> [What you will do] According to the Supreme Court case summaries, what law does the Court strike down in Stenberg v. Carhart?
Given text section start
In Planned Parenthood v. Casey, the United States Supreme Court eliminates the trimester framework established under Roe v. Wade for measuring the constitutionality of state laws on abortion. In reviewing a Pennsylvania law that imposes several requirements regarding abortions on women and doctors, the Court upholds the basic guarantees established in Roe v. Wade. But the Court holds that the state possesses an interest in the fetus prior to the third trimester, and therefore states can intervene earlier than the last three months of the pregnancy. A woman still has a privacy right to an abortion, but states can introduce requirements of various sorts so long as they do not pose an "undue burden" or present "substantial obstacles" to this right.
In Vernonia School District v. Acton, the United States Supreme Court rules that the district's mandatory drug testing program for all student athletes does not violate students' Fourth Amendment rights. Citing the compelling school drug problem, the failure of other forms of intervention, and the peer influence of student athletes, it holds that the drug testing program meets the standard of reasonableness established in New Jersey v. T.L.O. The Court also holds that the test itself is not unreasonably invasive of the students' privacy. Athletes, it argues, are accustomed to less privacy than other students as they shower and change in a common locker room.
In Stenberg v. Carhart, the United States Supreme Court strikes down a Nebraska law that prohibits partial birth abortions except when necessary to save the life of the mother. The Court holds that the law does not include an allowance for abortions necessary to protect the mother's health. And the Court further holds that the law is ambiguous—it fails to adequately differentiate between the method of abortion being prohibited and other legal late-term methods. This ambiguity, the Court argues, may discourage doctors from performing even legal abortions thereby posing an "undue burden" on women seeking an abortion.
In Gonzales v. Carhart and Gonzales v. Planned Parenthood, the United States Supreme Court upholds the Partial Birth Abortion Ban Act passed by Congress in 2003. The law prohibits a specific form of abortion in which the fetus is destroyed after being removed from the uterus. The Court holds that the law does not impose an undue burden since the more common method of dilation and extraction, in which the fetus is destroyed before removal, is unaffected by the ban and therefore still available to women. The majority of the Court argues that the essential protections of Roe v. Wade are left unaffected. But Justice Ruth Bader Ginsburg argues that the decision signals a new hostility to abortion rights within the Court.
Given text section end
Records section start
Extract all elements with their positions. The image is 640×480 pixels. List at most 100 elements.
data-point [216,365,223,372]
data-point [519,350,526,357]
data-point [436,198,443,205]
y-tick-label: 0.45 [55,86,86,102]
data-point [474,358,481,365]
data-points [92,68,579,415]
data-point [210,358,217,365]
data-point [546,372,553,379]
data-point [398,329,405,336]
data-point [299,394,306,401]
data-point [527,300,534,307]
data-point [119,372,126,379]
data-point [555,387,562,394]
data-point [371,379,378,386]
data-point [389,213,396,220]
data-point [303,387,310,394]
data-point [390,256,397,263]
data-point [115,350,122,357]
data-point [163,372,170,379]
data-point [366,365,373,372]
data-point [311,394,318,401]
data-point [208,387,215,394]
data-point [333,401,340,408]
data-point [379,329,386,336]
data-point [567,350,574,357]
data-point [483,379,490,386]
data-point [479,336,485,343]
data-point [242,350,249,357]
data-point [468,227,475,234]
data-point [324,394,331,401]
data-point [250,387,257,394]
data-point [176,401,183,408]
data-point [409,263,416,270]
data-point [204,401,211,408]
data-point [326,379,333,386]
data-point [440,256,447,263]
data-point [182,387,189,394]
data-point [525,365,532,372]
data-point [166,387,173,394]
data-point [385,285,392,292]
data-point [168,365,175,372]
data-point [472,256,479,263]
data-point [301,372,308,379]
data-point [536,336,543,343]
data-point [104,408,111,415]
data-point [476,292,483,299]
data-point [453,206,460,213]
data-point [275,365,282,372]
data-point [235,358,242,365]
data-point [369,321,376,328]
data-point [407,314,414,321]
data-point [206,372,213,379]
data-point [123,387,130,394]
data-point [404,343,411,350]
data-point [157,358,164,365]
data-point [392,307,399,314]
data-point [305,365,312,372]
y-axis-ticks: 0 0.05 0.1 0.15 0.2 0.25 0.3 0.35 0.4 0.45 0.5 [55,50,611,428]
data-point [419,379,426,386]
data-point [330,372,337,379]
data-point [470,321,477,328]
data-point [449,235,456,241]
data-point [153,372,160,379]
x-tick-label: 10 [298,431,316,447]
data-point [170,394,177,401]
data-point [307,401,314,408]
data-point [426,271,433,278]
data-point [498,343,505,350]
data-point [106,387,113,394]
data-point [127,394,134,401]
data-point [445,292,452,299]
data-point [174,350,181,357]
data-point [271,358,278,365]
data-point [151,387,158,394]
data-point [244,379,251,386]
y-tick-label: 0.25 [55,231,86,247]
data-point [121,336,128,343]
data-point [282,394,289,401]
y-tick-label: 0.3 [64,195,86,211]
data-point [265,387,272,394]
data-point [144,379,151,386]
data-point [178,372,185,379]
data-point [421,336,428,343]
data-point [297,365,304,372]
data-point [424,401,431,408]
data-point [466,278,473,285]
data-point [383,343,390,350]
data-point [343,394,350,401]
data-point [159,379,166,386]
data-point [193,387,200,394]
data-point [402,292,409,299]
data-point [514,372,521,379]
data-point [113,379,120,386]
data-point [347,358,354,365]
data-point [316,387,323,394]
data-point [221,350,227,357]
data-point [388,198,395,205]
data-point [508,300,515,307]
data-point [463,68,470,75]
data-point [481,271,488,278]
Records section end
> [Reply] A Nebraska law that prohibits partial birth abortions except when necessary to save the life of the mother.